Material –

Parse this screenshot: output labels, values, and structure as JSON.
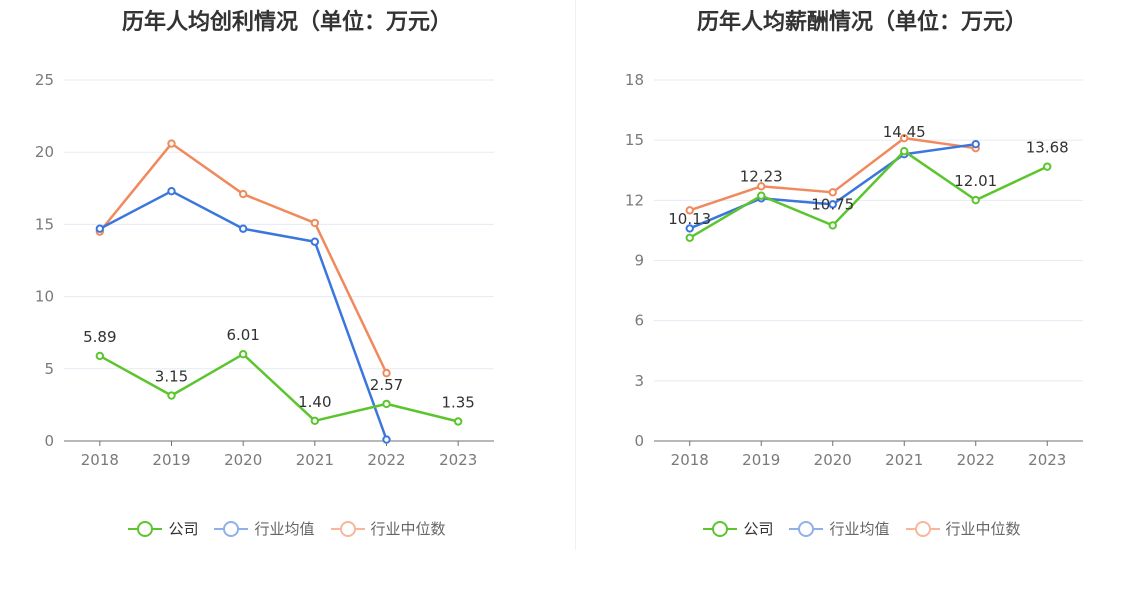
{
  "legend": {
    "company": "公司",
    "industry_avg": "行业均值",
    "industry_median": "行业中位数"
  },
  "colors": {
    "company": "#5cc52e",
    "industry_avg": "#3b76dd",
    "industry_median": "#f08a5d",
    "legend_company": "#5cc52e",
    "legend_avg": "#8fb0ec",
    "legend_median": "#f6b79b"
  },
  "chart_data": [
    {
      "type": "line",
      "title": "历年人均创利情况（单位：万元）",
      "categories": [
        "2018",
        "2019",
        "2020",
        "2021",
        "2022",
        "2023"
      ],
      "ylim": [
        0,
        25
      ],
      "yticks": [
        "0",
        "5",
        "10",
        "15",
        "20",
        "25"
      ],
      "grid": true,
      "legend_position": "bottom",
      "series": [
        {
          "name": "公司",
          "key": "company",
          "values": [
            5.89,
            3.15,
            6.01,
            1.4,
            2.57,
            1.35
          ],
          "labels": [
            "5.89",
            "3.15",
            "6.01",
            "1.40",
            "2.57",
            "1.35"
          ]
        },
        {
          "name": "行业均值",
          "key": "industry_avg",
          "values": [
            14.7,
            17.3,
            14.7,
            13.8,
            0.1,
            null
          ]
        },
        {
          "name": "行业中位数",
          "key": "industry_median",
          "values": [
            14.5,
            20.6,
            17.1,
            15.1,
            4.7,
            null
          ]
        }
      ]
    },
    {
      "type": "line",
      "title": "历年人均薪酬情况（单位：万元）",
      "categories": [
        "2018",
        "2019",
        "2020",
        "2021",
        "2022",
        "2023"
      ],
      "ylim": [
        0,
        18
      ],
      "yticks": [
        "0",
        "3",
        "6",
        "9",
        "12",
        "15",
        "18"
      ],
      "grid": true,
      "legend_position": "bottom",
      "series": [
        {
          "name": "公司",
          "key": "company",
          "values": [
            10.13,
            12.23,
            10.75,
            14.45,
            12.01,
            13.68
          ],
          "labels": [
            "10.13",
            "12.23",
            "10.75",
            "14.45",
            "12.01",
            "13.68"
          ]
        },
        {
          "name": "行业均值",
          "key": "industry_avg",
          "values": [
            10.6,
            12.1,
            11.8,
            14.3,
            14.8,
            null
          ]
        },
        {
          "name": "行业中位数",
          "key": "industry_median",
          "values": [
            11.5,
            12.7,
            12.4,
            15.1,
            14.6,
            null
          ]
        }
      ]
    }
  ]
}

Requirements – All of the entries above should be duplicated exactly, except for the pictures.

Task result –
Parse this screenshot: output labels, values, and structure as JSON.
{
  "legend": {
    "company": "公司",
    "industry_avg": "行业均值",
    "industry_median": "行业中位数"
  },
  "colors": {
    "company": "#5cc52e",
    "industry_avg": "#3b76dd",
    "industry_median": "#f08a5d",
    "legend_company": "#5cc52e",
    "legend_avg": "#8fb0ec",
    "legend_median": "#f6b79b"
  },
  "chart_data": [
    {
      "type": "line",
      "title": "历年人均创利情况（单位：万元）",
      "categories": [
        "2018",
        "2019",
        "2020",
        "2021",
        "2022",
        "2023"
      ],
      "ylim": [
        0,
        25
      ],
      "yticks": [
        "0",
        "5",
        "10",
        "15",
        "20",
        "25"
      ],
      "grid": true,
      "legend_position": "bottom",
      "series": [
        {
          "name": "公司",
          "key": "company",
          "values": [
            5.89,
            3.15,
            6.01,
            1.4,
            2.57,
            1.35
          ],
          "labels": [
            "5.89",
            "3.15",
            "6.01",
            "1.40",
            "2.57",
            "1.35"
          ]
        },
        {
          "name": "行业均值",
          "key": "industry_avg",
          "values": [
            14.7,
            17.3,
            14.7,
            13.8,
            0.1,
            null
          ]
        },
        {
          "name": "行业中位数",
          "key": "industry_median",
          "values": [
            14.5,
            20.6,
            17.1,
            15.1,
            4.7,
            null
          ]
        }
      ]
    },
    {
      "type": "line",
      "title": "历年人均薪酬情况（单位：万元）",
      "categories": [
        "2018",
        "2019",
        "2020",
        "2021",
        "2022",
        "2023"
      ],
      "ylim": [
        0,
        18
      ],
      "yticks": [
        "0",
        "3",
        "6",
        "9",
        "12",
        "15",
        "18"
      ],
      "grid": true,
      "legend_position": "bottom",
      "series": [
        {
          "name": "公司",
          "key": "company",
          "values": [
            10.13,
            12.23,
            10.75,
            14.45,
            12.01,
            13.68
          ],
          "labels": [
            "10.13",
            "12.23",
            "10.75",
            "14.45",
            "12.01",
            "13.68"
          ]
        },
        {
          "name": "行业均值",
          "key": "industry_avg",
          "values": [
            10.6,
            12.1,
            11.8,
            14.3,
            14.8,
            null
          ]
        },
        {
          "name": "行业中位数",
          "key": "industry_median",
          "values": [
            11.5,
            12.7,
            12.4,
            15.1,
            14.6,
            null
          ]
        }
      ]
    }
  ]
}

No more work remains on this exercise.